Entries from a dataset
/---
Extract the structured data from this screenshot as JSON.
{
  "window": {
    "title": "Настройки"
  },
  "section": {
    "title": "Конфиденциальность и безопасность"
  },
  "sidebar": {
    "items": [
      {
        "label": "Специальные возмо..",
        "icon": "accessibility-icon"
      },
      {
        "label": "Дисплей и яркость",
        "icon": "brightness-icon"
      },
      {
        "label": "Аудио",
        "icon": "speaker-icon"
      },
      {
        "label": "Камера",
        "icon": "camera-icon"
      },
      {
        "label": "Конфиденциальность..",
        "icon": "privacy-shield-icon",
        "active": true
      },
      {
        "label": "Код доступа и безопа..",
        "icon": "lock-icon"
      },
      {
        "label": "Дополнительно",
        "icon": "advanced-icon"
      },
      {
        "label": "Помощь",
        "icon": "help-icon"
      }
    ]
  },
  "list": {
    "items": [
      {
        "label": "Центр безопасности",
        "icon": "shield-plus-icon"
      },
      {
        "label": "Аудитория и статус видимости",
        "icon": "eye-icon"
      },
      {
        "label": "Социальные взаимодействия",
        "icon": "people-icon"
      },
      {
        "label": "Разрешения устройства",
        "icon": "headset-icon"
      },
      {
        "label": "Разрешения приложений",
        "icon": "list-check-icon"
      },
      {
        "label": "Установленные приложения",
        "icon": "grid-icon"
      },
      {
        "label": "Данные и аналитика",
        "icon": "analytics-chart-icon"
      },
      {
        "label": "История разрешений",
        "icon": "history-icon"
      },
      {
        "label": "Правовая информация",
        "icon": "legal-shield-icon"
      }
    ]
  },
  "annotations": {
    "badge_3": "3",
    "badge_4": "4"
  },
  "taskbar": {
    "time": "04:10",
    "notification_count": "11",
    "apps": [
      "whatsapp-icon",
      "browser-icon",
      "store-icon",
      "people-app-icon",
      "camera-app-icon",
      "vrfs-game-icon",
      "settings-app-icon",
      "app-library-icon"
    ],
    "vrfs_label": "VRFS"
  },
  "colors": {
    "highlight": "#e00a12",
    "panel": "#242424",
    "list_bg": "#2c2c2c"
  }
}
\---
> REQUIREMENTS:
Count all lines of the data that include "Разрешения". The answer is the number alone.

> RESPONSE FOR THIS EXERCISE:
2